- [EXERCISE BRIEF] Any pictures in the records below should be skipped; write out everything else exactly.
***** RECORDS SUPPLIED *****
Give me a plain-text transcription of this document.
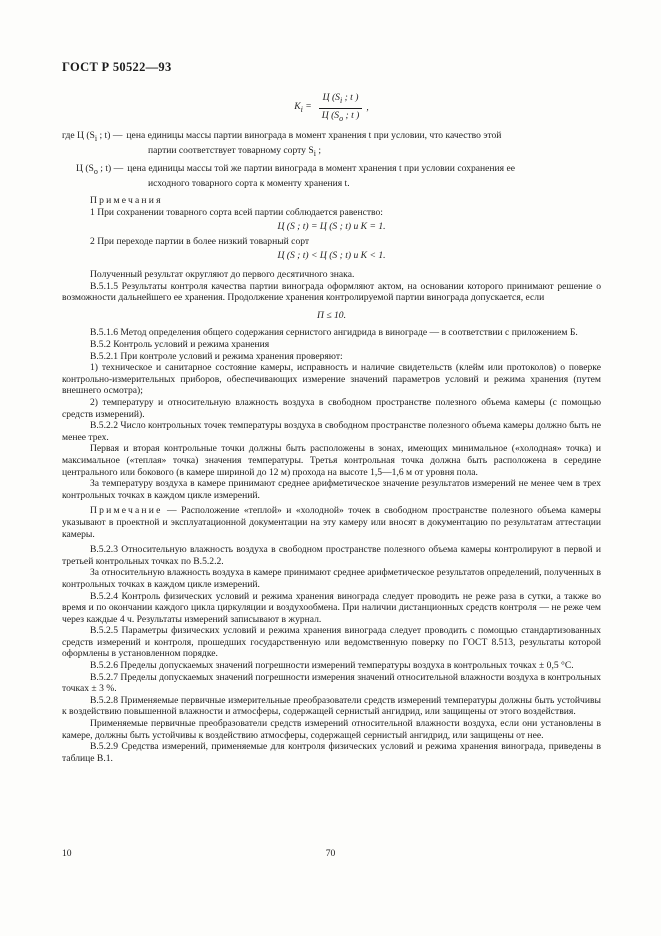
ГОСТ Р 50522—93
$K_i = \frac{Ц (S_i ; t )}{Ц (S_o ; t )}$ ,
где Ц ($S_i$ ; t) — цена единицы массы партии винограда в момент хранения t при условии, что качество этой

партии соответствует товарному сорту $S_i$ ;

Ц ($S_o$ ; t) — цена единицы массы той же партии винограда в момент хранения t при условии сохранения ее

исходного товарного сорта к моменту хранения t.

Примечания

1 При сохранении товарного сорта всей партии соблюдается равенство:

Ц (S ; t) = Ц (S ; t) и K = 1.

2 При переходе партии в более низкий товарный сорт

Ц (S ; t) < Ц (S ; t) и K < 1.

Полученный результат округляют до первого десятичного знака.

В.5.1.5 Результаты контроля качества партии винограда оформляют актом, на основании которого принимают решение о возможности дальнейшего ее хранения. Продолжение хранения контролируемой партии винограда допускается, если

П ≤ 10.

В.5.1.6 Метод определения общего содержания сернистого ангидрида в винограде — в соответствии с приложением Б.

В.5.2 Контроль условий и режима хранения

В.5.2.1 При контроле условий и режима хранения проверяют:

1) техническое и санитарное состояние камеры, исправность и наличие свидетельств (клейм или протоколов) о поверке контрольно-измерительных приборов, обеспечивающих измерение значений параметров условий и режима хранения (путем внешнего осмотра);

2) температуру и относительную влажность воздуха в свободном пространстве полезного объема камеры (с помощью средств измерений).

В.5.2.2 Число контрольных точек температуры воздуха в свободном пространстве полезного объема камеры должно быть не менее трех.

Первая и вторая контрольные точки должны быть расположены в зонах, имеющих минимальное («холодная» точка) и максимальное («теплая» точка) значения температуры. Третья контрольная точка должна быть расположена в середине центрального или бокового (в камере шириной до 12 м) прохода на высоте 1,5—1,6 м от уровня пола.

За температуру воздуха в камере принимают среднее арифметическое значение результатов измерений не менее чем в трех контрольных точках в каждом цикле измерений.

Примечание — Расположение «теплой» и «холодной» точек в свободном пространстве полезного объема камеры указывают в проектной и эксплуатационной документации на эту камеру или вносят в документацию по результатам аттестации камеры.

В.5.2.3 Относительную влажность воздуха в свободном пространстве полезного объема камеры контролируют в первой и третьей контрольных точках по В.5.2.2.

За относительную влажность воздуха в камере принимают среднее арифметическое результатов определений, полученных в контрольных точках в каждом цикле измерений.

В.5.2.4 Контроль физических условий и режима хранения винограда следует проводить не реже раза в сутки, а также во время и по окончании каждого цикла циркуляции и воздухообмена. При наличии дистанционных средств контроля — не реже чем через каждые 4 ч. Результаты измерений записывают в журнал.

В.5.2.5 Параметры физических условий и режима хранения винограда следует проводить с помощью стандартизованных средств измерений и контроля, прошедших государственную или ведомственную поверку по ГОСТ 8.513, результаты которой оформлены в установленном порядке.

В.5.2.6 Пределы допускаемых значений погрешности измерений температуры воздуха в контрольных точках ± 0,5 °С.

В.5.2.7 Пределы допускаемых значений погрешности измерения значений относительной влажности воздуха в контрольных точках ± 3 %.

В.5.2.8 Применяемые первичные измерительные преобразователи средств измерений температуры должны быть устойчивы к воздействию повышенной влажности и атмосферы, содержащей сернистый ангидрид, или защищены от этого воздействия.

Применяемые первичные преобразователи средств измерений относительной влажности воздуха, если они установлены в камере, должны быть устойчивы к воздействию атмосферы, содержащей сернистый ангидрид, или защищены от нее.

В.5.2.9 Средства измерений, применяемые для контроля физических условий и режима хранения винограда, приведены в таблице В.1.

10	70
*****
- [SOLUTION]
Give me a plain-text transcription of this document.
ГОСТ Р 50522—93
$K_i = \frac{Ц (S_i ; t )}{Ц (S_o ; t )}$ ,
где Ц ($S_i$ ; t) — цена единицы массы партии винограда в момент хранения t при условии, что качество этой

партии соответствует товарному сорту $S_i$ ;

Ц ($S_o$ ; t) — цена единицы массы той же партии винограда в момент хранения t при условии сохранения ее

исходного товарного сорта к моменту хранения t.

Примечания

1 При сохранении товарного сорта всей партии соблюдается равенство:

Ц (S ; t) = Ц (S ; t) и K = 1.

2 При переходе партии в более низкий товарный сорт

Ц (S ; t) < Ц (S ; t) и K < 1.

Полученный результат округляют до первого десятичного знака.

В.5.1.5 Результаты контроля качества партии винограда оформляют актом, на основании которого принимают решение о возможности дальнейшего ее хранения. Продолжение хранения контролируемой партии винограда допускается, если

П ≤ 10.

В.5.1.6 Метод определения общего содержания сернистого ангидрида в винограде — в соответствии с приложением Б.

В.5.2 Контроль условий и режима хранения

В.5.2.1 При контроле условий и режима хранения проверяют:

1) техническое и санитарное состояние камеры, исправность и наличие свидетельств (клейм или протоколов) о поверке контрольно-измерительных приборов, обеспечивающих измерение значений параметров условий и режима хранения (путем внешнего осмотра);

2) температуру и относительную влажность воздуха в свободном пространстве полезного объема камеры (с помощью средств измерений).

В.5.2.2 Число контрольных точек температуры воздуха в свободном пространстве полезного объема камеры должно быть не менее трех.

Первая и вторая контрольные точки должны быть расположены в зонах, имеющих минимальное («холодная» точка) и максимальное («теплая» точка) значения температуры. Третья контрольная точка должна быть расположена в середине центрального или бокового (в камере шириной до 12 м) прохода на высоте 1,5—1,6 м от уровня пола.

За температуру воздуха в камере принимают среднее арифметическое значение результатов измерений не менее чем в трех контрольных точках в каждом цикле измерений.

Примечание — Расположение «теплой» и «холодной» точек в свободном пространстве полезного объема камеры указывают в проектной и эксплуатационной документации на эту камеру или вносят в документацию по результатам аттестации камеры.

В.5.2.3 Относительную влажность воздуха в свободном пространстве полезного объема камеры контролируют в первой и третьей контрольных точках по В.5.2.2.

За относительную влажность воздуха в камере принимают среднее арифметическое результатов определений, полученных в контрольных точках в каждом цикле измерений.

В.5.2.4 Контроль физических условий и режима хранения винограда следует проводить не реже раза в сутки, а также во время и по окончании каждого цикла циркуляции и воздухообмена. При наличии дистанционных средств контроля — не реже чем через каждые 4 ч. Результаты измерений записывают в журнал.

В.5.2.5 Параметры физических условий и режима хранения винограда следует проводить с помощью стандартизованных средств измерений и контроля, прошедших государственную или ведомственную поверку по ГОСТ 8.513, результаты которой оформлены в установленном порядке.

В.5.2.6 Пределы допускаемых значений погрешности измерений температуры воздуха в контрольных точках ± 0,5 °С.

В.5.2.7 Пределы допускаемых значений погрешности измерения значений относительной влажности воздуха в контрольных точках ± 3 %.

В.5.2.8 Применяемые первичные измерительные преобразователи средств измерений температуры должны быть устойчивы к воздействию повышенной влажности и атмосферы, содержащей сернистый ангидрид, или защищены от этого воздействия.

Применяемые первичные преобразователи средств измерений относительной влажности воздуха, если они установлены в камере, должны быть устойчивы к воздействию атмосферы, содержащей сернистый ангидрид, или защищены от нее.

В.5.2.9 Средства измерений, применяемые для контроля физических условий и режима хранения винограда, приведены в таблице В.1.

10	70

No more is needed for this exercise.